"""
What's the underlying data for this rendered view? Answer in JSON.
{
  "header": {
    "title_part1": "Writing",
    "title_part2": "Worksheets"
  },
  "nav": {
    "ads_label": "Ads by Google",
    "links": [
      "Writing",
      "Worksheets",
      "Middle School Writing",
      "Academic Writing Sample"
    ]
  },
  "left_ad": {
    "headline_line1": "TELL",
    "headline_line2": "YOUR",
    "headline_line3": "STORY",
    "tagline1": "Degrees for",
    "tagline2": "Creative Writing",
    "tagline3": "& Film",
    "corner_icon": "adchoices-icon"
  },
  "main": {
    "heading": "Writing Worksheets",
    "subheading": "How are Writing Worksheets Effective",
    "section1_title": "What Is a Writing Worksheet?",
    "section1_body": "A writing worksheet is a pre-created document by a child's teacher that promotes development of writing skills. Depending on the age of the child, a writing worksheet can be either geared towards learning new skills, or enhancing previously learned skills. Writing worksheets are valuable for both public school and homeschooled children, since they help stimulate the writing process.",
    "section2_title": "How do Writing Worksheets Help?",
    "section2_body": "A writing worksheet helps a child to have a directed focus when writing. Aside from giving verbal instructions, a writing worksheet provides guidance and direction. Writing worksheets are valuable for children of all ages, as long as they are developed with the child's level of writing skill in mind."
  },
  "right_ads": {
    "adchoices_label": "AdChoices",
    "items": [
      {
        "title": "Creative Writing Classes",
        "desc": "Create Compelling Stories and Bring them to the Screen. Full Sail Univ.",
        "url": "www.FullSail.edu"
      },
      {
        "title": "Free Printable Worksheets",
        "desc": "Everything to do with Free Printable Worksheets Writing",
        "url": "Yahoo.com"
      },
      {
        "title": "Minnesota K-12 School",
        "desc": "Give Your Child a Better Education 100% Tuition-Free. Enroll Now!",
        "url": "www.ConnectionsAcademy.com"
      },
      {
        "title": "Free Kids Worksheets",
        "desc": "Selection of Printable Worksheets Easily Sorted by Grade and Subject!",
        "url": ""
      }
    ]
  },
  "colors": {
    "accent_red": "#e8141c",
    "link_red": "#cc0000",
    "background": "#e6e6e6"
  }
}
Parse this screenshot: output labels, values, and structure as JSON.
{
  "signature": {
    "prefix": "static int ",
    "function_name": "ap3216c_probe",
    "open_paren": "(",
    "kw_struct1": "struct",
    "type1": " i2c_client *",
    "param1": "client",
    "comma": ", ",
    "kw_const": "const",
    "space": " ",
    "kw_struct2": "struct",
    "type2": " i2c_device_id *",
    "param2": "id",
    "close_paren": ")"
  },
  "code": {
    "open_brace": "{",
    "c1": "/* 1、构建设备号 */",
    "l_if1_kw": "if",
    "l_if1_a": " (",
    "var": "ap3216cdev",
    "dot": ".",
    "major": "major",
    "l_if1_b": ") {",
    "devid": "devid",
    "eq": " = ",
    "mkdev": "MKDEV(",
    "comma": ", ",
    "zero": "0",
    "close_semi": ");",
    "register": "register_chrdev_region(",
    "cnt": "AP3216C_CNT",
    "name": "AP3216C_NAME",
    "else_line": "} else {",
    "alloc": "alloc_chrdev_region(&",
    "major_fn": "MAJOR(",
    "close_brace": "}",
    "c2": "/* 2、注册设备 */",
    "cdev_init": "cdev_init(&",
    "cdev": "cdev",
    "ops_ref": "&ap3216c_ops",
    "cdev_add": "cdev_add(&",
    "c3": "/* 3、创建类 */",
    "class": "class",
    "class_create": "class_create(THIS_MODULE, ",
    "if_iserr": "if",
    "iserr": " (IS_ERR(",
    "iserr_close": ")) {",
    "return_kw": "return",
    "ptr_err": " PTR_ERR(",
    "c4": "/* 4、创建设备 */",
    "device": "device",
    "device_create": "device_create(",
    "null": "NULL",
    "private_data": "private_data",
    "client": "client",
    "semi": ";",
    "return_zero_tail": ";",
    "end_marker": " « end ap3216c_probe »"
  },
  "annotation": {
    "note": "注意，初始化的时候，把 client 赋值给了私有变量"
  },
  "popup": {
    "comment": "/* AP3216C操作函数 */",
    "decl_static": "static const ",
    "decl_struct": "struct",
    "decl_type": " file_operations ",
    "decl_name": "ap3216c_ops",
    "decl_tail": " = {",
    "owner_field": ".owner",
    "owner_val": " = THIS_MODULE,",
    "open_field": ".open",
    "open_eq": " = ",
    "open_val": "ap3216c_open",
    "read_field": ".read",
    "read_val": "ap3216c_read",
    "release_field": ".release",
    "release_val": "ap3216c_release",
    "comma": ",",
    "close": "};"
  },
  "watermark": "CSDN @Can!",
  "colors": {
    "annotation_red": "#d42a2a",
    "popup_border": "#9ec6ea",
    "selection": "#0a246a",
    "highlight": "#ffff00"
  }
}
"""
**DIRECTIONS**
Copy every line verbatim.

**ANSWER**
What's the underlying data for this rendered view? Answer in JSON.
{
  "header": {
    "title_part1": "Writing",
    "title_part2": "Worksheets"
  },
  "nav": {
    "ads_label": "Ads by Google",
    "links": [
      "Writing",
      "Worksheets",
      "Middle School Writing",
      "Academic Writing Sample"
    ]
  },
  "left_ad": {
    "headline_line1": "TELL",
    "headline_line2": "YOUR",
    "headline_line3": "STORY",
    "tagline1": "Degrees for",
    "tagline2": "Creative Writing",
    "tagline3": "& Film",
    "corner_icon": "adchoices-icon"
  },
  "main": {
    "heading": "Writing Worksheets",
    "subheading": "How are Writing Worksheets Effective",
    "section1_title": "What Is a Writing Worksheet?",
    "section1_body": "A writing worksheet is a pre-created document by a child's teacher that promotes development of writing skills. Depending on the age of the child, a writing worksheet can be either geared towards learning new skills, or enhancing previously learned skills. Writing worksheets are valuable for both public school and homeschooled children, since they help stimulate the writing process.",
    "section2_title": "How do Writing Worksheets Help?",
    "section2_body": "A writing worksheet helps a child to have a directed focus when writing. Aside from giving verbal instructions, a writing worksheet provides guidance and direction. Writing worksheets are valuable for children of all ages, as long as they are developed with the child's level of writing skill in mind."
  },
  "right_ads": {
    "adchoices_label": "AdChoices",
    "items": [
      {
        "title": "Creative Writing Classes",
        "desc": "Create Compelling Stories and Bring them to the Screen. Full Sail Univ.",
        "url": "www.FullSail.edu"
      },
      {
        "title": "Free Printable Worksheets",
        "desc": "Everything to do with Free Printable Worksheets Writing",
        "url": "Yahoo.com"
      },
      {
        "title": "Minnesota K-12 School",
        "desc": "Give Your Child a Better Education 100% Tuition-Free. Enroll Now!",
        "url": "www.ConnectionsAcademy.com"
      },
      {
        "title": "Free Kids Worksheets",
        "desc": "Selection of Printable Worksheets Easily Sorted by Grade and Subject!",
        "url": ""
      }
    ]
  },
  "colors": {
    "accent_red": "#e8141c",
    "link_red": "#cc0000",
    "background": "#e6e6e6"
  }
}
Parse this screenshot: output labels, values, and structure as JSON.
{
  "signature": {
    "prefix": "static int ",
    "function_name": "ap3216c_probe",
    "open_paren": "(",
    "kw_struct1": "struct",
    "type1": " i2c_client *",
    "param1": "client",
    "comma": ", ",
    "kw_const": "const",
    "space": " ",
    "kw_struct2": "struct",
    "type2": " i2c_device_id *",
    "param2": "id",
    "close_paren": ")"
  },
  "code": {
    "open_brace": "{",
    "c1": "/* 1、构建设备号 */",
    "l_if1_kw": "if",
    "l_if1_a": " (",
    "var": "ap3216cdev",
    "dot": ".",
    "major": "major",
    "l_if1_b": ") {",
    "devid": "devid",
    "eq": " = ",
    "mkdev": "MKDEV(",
    "comma": ", ",
    "zero": "0",
    "close_semi": ");",
    "register": "register_chrdev_region(",
    "cnt": "AP3216C_CNT",
    "name": "AP3216C_NAME",
    "else_line": "} else {",
    "alloc": "alloc_chrdev_region(&",
    "major_fn": "MAJOR(",
    "close_brace": "}",
    "c2": "/* 2、注册设备 */",
    "cdev_init": "cdev_init(&",
    "cdev": "cdev",
    "ops_ref": "&ap3216c_ops",
    "cdev_add": "cdev_add(&",
    "c3": "/* 3、创建类 */",
    "class": "class",
    "class_create": "class_create(THIS_MODULE, ",
    "if_iserr": "if",
    "iserr": " (IS_ERR(",
    "iserr_close": ")) {",
    "return_kw": "return",
    "ptr_err": " PTR_ERR(",
    "c4": "/* 4、创建设备 */",
    "device": "device",
    "device_create": "device_create(",
    "null": "NULL",
    "private_data": "private_data",
    "client": "client",
    "semi": ";",
    "return_zero_tail": ";",
    "end_marker": " « end ap3216c_probe »"
  },
  "annotation": {
    "note": "注意，初始化的时候，把 client 赋值给了私有变量"
  },
  "popup": {
    "comment": "/* AP3216C操作函数 */",
    "decl_static": "static const ",
    "decl_struct": "struct",
    "decl_type": " file_operations ",
    "decl_name": "ap3216c_ops",
    "decl_tail": " = {",
    "owner_field": ".owner",
    "owner_val": " = THIS_MODULE,",
    "open_field": ".open",
    "open_eq": " = ",
    "open_val": "ap3216c_open",
    "read_field": ".read",
    "read_val": "ap3216c_read",
    "release_field": ".release",
    "release_val": "ap3216c_release",
    "comma": ",",
    "close": "};"
  },
  "watermark": "CSDN @Can!",
  "colors": {
    "annotation_red": "#d42a2a",
    "popup_border": "#9ec6ea",
    "selection": "#0a246a",
    "highlight": "#ffff00"
  }
}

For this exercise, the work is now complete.